Repeat the listing below in full, exactly as it stands.

***** Data to use

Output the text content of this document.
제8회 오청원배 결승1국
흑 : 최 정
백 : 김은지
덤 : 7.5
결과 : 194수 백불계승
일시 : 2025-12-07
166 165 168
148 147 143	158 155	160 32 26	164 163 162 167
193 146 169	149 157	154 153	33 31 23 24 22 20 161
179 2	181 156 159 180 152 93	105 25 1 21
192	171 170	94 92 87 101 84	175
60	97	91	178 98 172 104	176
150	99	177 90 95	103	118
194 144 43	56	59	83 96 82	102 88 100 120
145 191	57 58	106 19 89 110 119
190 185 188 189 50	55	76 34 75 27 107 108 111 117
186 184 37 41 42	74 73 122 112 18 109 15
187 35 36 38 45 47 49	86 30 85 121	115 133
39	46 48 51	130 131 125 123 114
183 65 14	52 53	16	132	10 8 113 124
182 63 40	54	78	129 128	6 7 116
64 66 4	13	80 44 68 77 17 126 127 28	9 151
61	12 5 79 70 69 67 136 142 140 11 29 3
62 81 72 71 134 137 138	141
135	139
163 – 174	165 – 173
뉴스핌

**********

| The completed task |
Output the text content of this document.
제8회 오청원배 결승1국
흑 : 최 정
백 : 김은지
덤 : 7.5
결과 : 194수 백불계승
일시 : 2025-12-07
166 165 168
148 147 143	158 155	160 32 26	164 163 162 167
193 146 169	149 157	154 153	33 31 23 24 22 20 161
179 2	181 156 159 180 152 93	105 25 1 21
192	171 170	94 92 87 101 84	175
60	97	91	178 98 172 104	176
150	99	177 90 95	103	118
194 144 43	56	59	83 96 82	102 88 100 120
145 191	57 58	106 19 89 110 119
190 185 188 189 50	55	76 34 75 27 107 108 111 117
186 184 37 41 42	74 73 122 112 18 109 15
187 35 36 38 45 47 49	86 30 85 121	115 133
39	46 48 51	130 131 125 123 114
183 65 14	52 53	16	132	10 8 113 124
182 63 40	54	78	129 128	6 7 116
64 66 4	13	80 44 68 77 17 126 127 28	9 151
61	12 5 79 70 69 67 136 142 140 11 29 3
62 81 72 71 134 137 138	141
135	139
163 – 174	165 – 173
뉴스핌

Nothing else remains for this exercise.